■ **WHAT YOU HAVE TO DO**
Pull out every line below that contains the word "content".
══ DATA ENTRIES
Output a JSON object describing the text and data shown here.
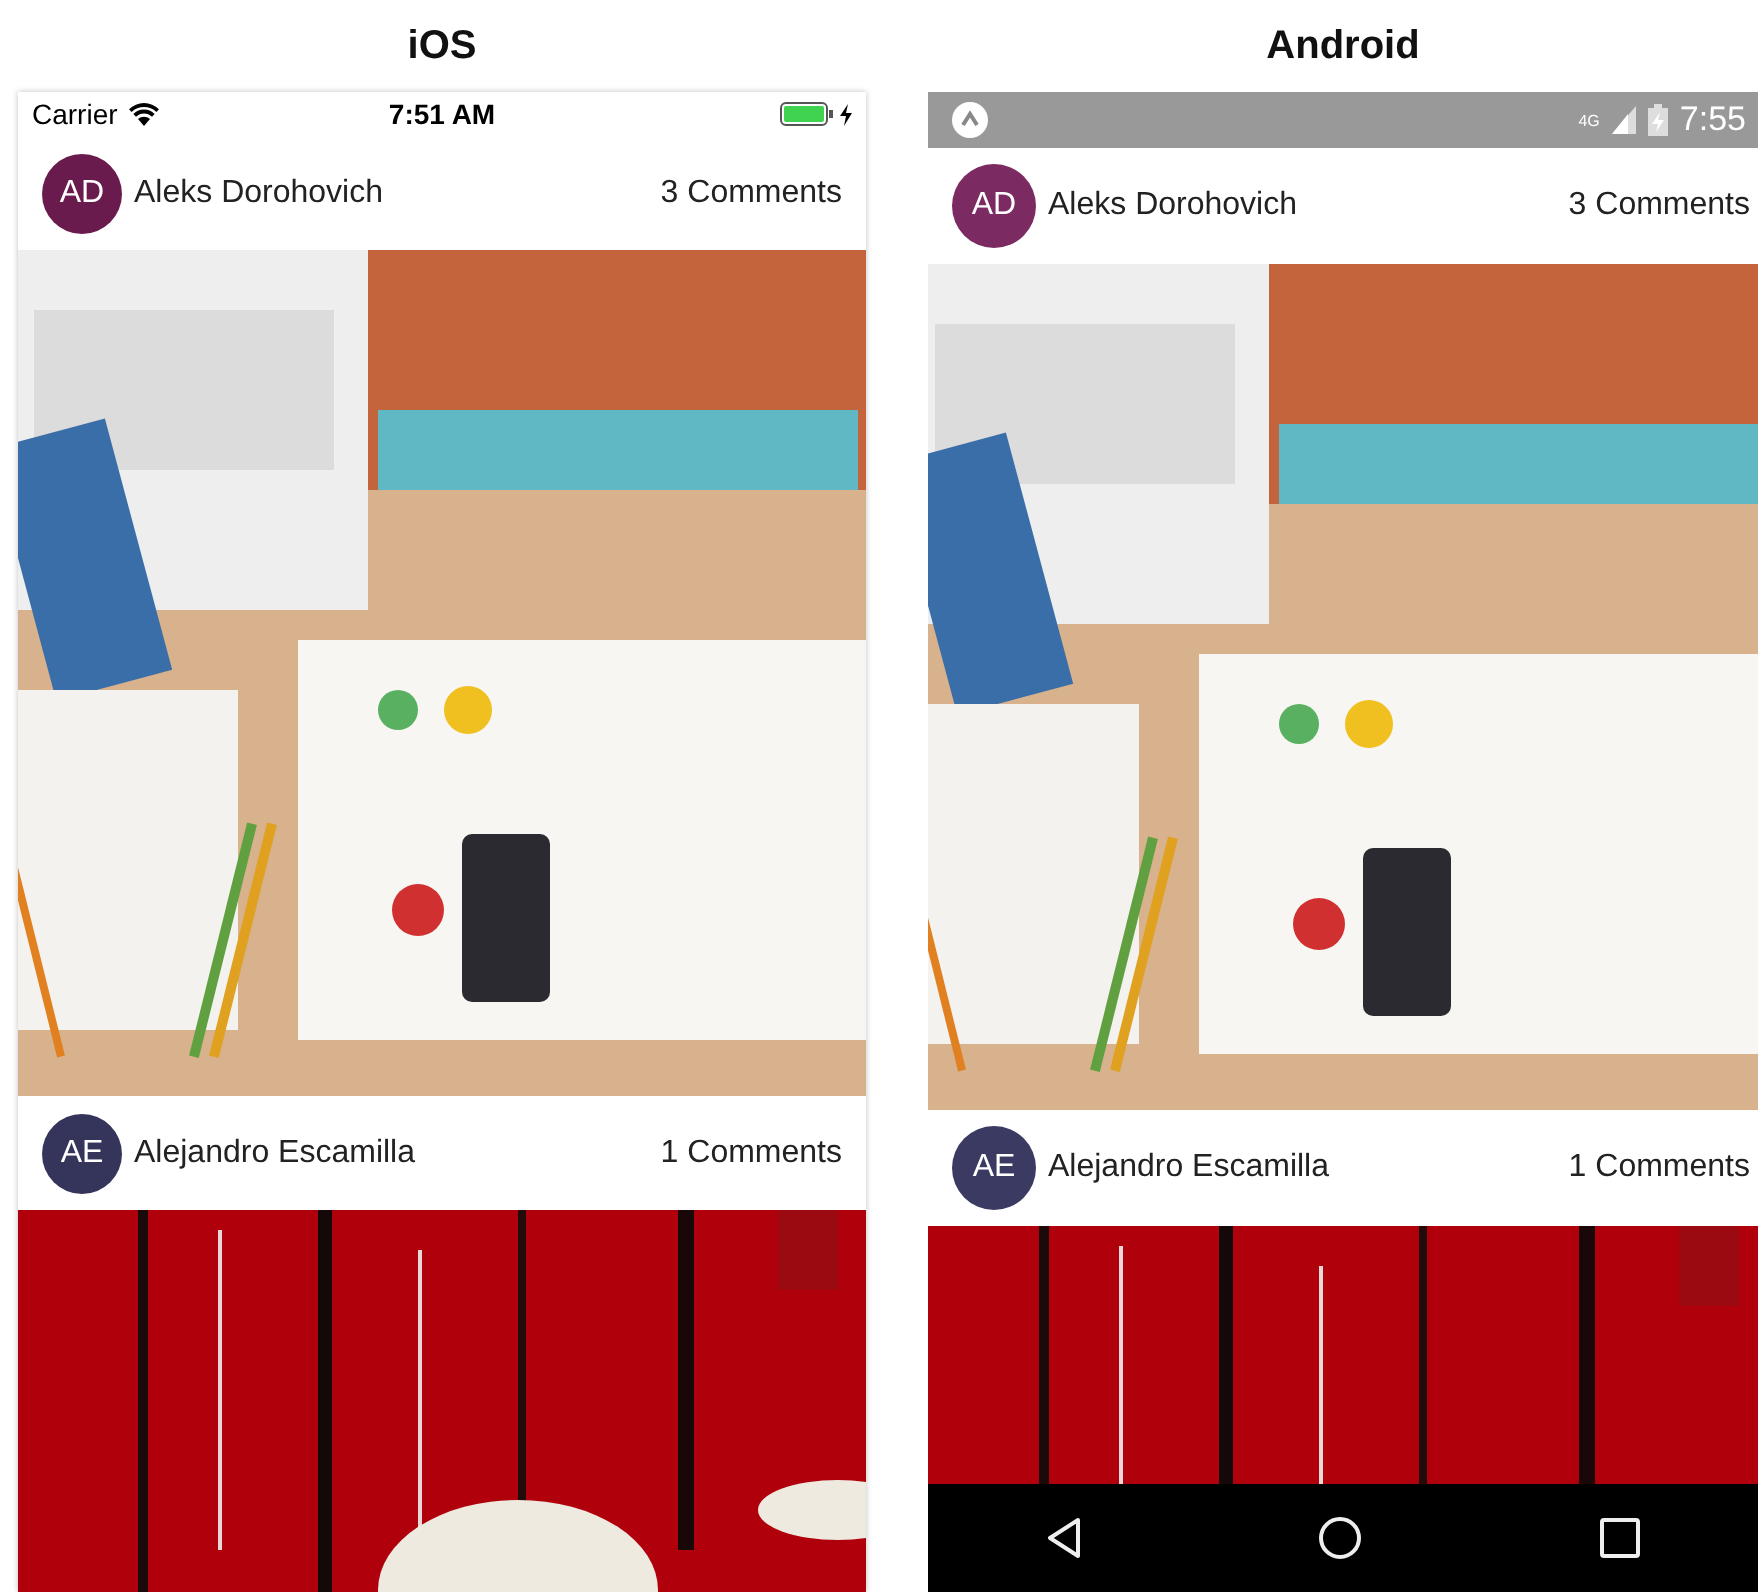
{
  "screens": [
    {
      "kind": "ios",
      "label": "iOS",
      "status": {
        "carrier": "Carrier",
        "time": "7:51 AM"
      },
      "posts": [
        {
          "initials": "AD",
          "author": "Aleks Dorohovich",
          "comments": "3 Comments",
          "color": "#6a1b4e"
        },
        {
          "initials": "AE",
          "author": "Alejandro Escamilla",
          "comments": "1 Comments",
          "color": "#35345a"
        }
      ]
    },
    {
      "kind": "android",
      "label": "Android",
      "status": {
        "network": "4G",
        "time": "7:55"
      },
      "posts": [
        {
          "initials": "AD",
          "author": "Aleks Dorohovich",
          "comments": "3 Comments",
          "color": "#7b2a62"
        },
        {
          "initials": "AE",
          "author": "Alejandro Escamilla",
          "comments": "1 Comments",
          "color": "#3b3a62"
        }
      ]
    }
  ]
}
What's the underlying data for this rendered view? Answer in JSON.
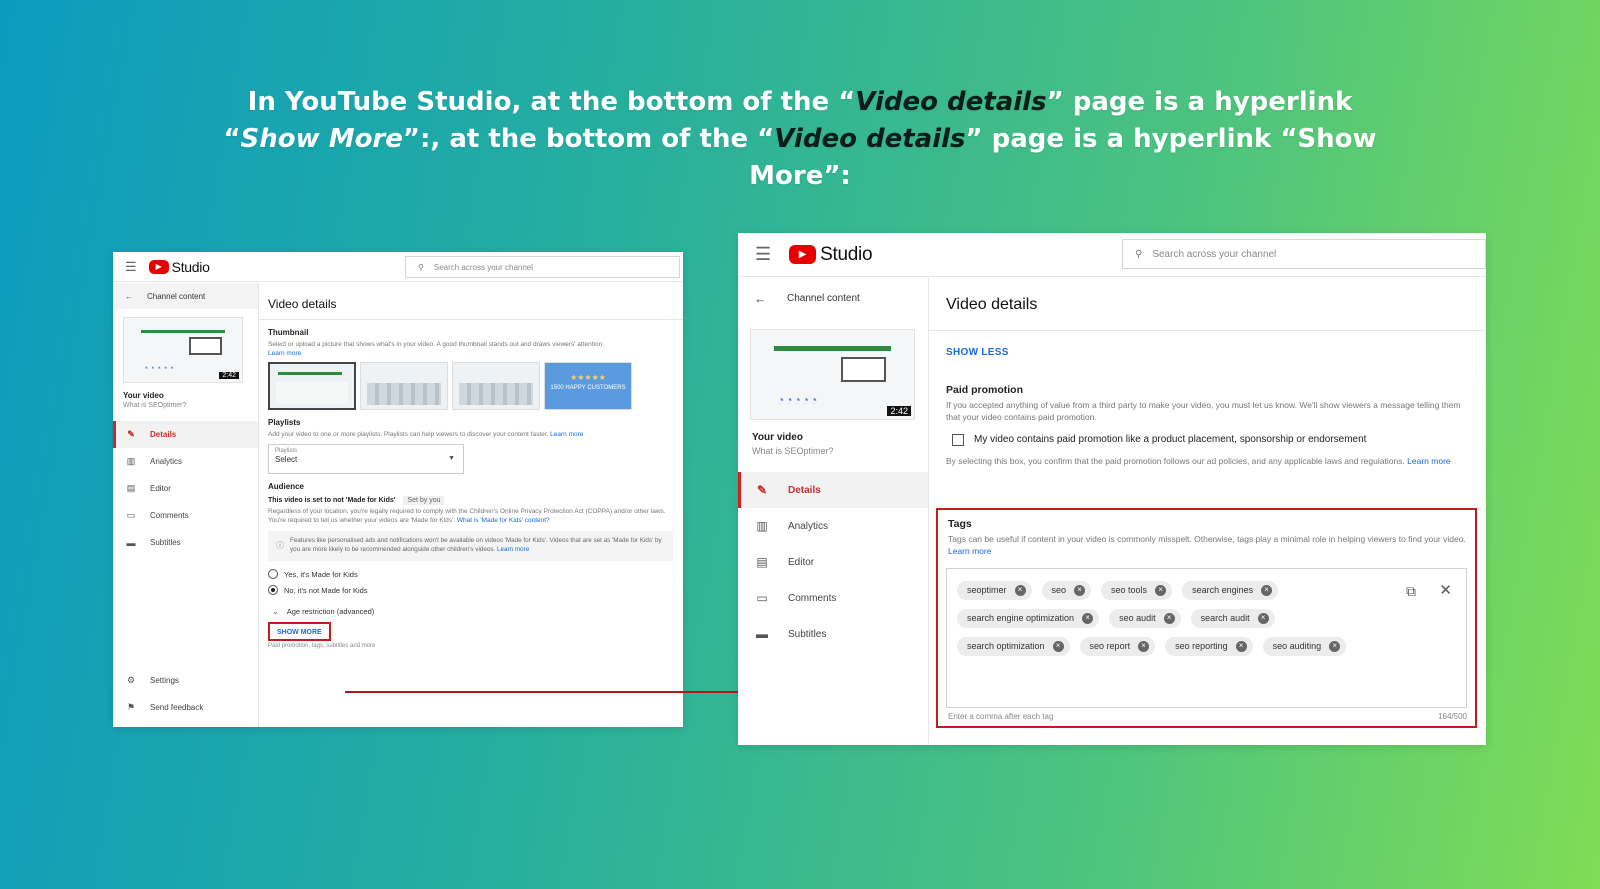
{
  "headline": {
    "p1": "In YouTube Studio, at the bottom of the “",
    "i1": "Video details",
    "p2": "” page is a hyperlink “",
    "i2": "Show More",
    "p3": "”:, at the bottom of the “",
    "i3": "Video details",
    "p4": "” page is a hyperlink “Show More”:"
  },
  "studio": {
    "logo_text": "Studio",
    "search_placeholder": "Search across your channel",
    "back_label": "Channel content",
    "thumb_duration": "2:42",
    "your_video": "Your video",
    "video_name": "What is SEOptimer?",
    "nav": [
      "Details",
      "Analytics",
      "Editor",
      "Comments",
      "Subtitles"
    ],
    "bottom_nav": [
      "Settings",
      "Send feedback"
    ],
    "page_title": "Video details"
  },
  "left": {
    "thumbnail": {
      "heading": "Thumbnail",
      "desc": "Select or upload a picture that shows what's in your video. A good thumbnail stands out and draws viewers' attention.",
      "learn_more": "Learn more",
      "star_card": "1500 HAPPY CUSTOMERS"
    },
    "playlists": {
      "heading": "Playlists",
      "desc": "Add your video to one or more playlists. Playlists can help viewers to discover your content faster.",
      "learn_more": "Learn more",
      "select_label": "Playlists",
      "select_value": "Select"
    },
    "audience": {
      "heading": "Audience",
      "status": "This video is set to not 'Made for Kids'",
      "set_by": "Set by you",
      "desc": "Regardless of your location, you're legally required to comply with the Children's Online Privacy Protection Act (COPPA) and/or other laws. You're required to tell us whether your videos are 'Made for Kids'.",
      "what_is": "What is 'Made for Kids' content?",
      "info": "Features like personalised ads and notifications won't be available on videos 'Made for Kids'. Videos that are set as 'Made for Kids' by you are more likely to be recommended alongside other children's videos.",
      "info_link": "Learn more",
      "opt_yes": "Yes, it's Made for Kids",
      "opt_no": "No, it's not Made for Kids"
    },
    "age_restriction": "Age restriction (advanced)",
    "show_more": "SHOW MORE",
    "show_more_sub": "Paid promotion, tags, subtitles and more"
  },
  "right": {
    "show_less": "SHOW LESS",
    "paid": {
      "heading": "Paid promotion",
      "desc": "If you accepted anything of value from a third party to make your video, you must let us know. We'll show viewers a message telling them that your video contains paid promotion.",
      "checkbox": "My video contains paid promotion like a product placement, sponsorship or endorsement",
      "confirm": "By selecting this box, you confirm that the paid promotion follows our ad policies, and any applicable laws and regulations.",
      "learn_more": "Learn more"
    },
    "tags": {
      "heading": "Tags",
      "desc": "Tags can be useful if content in your video is commonly misspelt. Otherwise, tags play a minimal role in helping viewers to find your video.",
      "learn_more": "Learn more",
      "chips": [
        "seoptimer",
        "seo",
        "seo tools",
        "search engines",
        "search engine optimization",
        "seo audit",
        "search audit",
        "search optimization",
        "seo report",
        "seo reporting",
        "seo auditing"
      ],
      "hint": "Enter a comma after each tag",
      "count": "164/500"
    }
  }
}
════
■ **COMPLETED EXERCISE**
    "back_label": "Channel content",
      "desc": "Add your video to one or more playlists. Playlists can help viewers to discover your content faster.",
      "what_is": "What is 'Made for Kids' content?",
      "desc": "Tags can be useful if content in your video is commonly misspelt. Otherwise, tags play a minimal role in helping viewers to find your video.",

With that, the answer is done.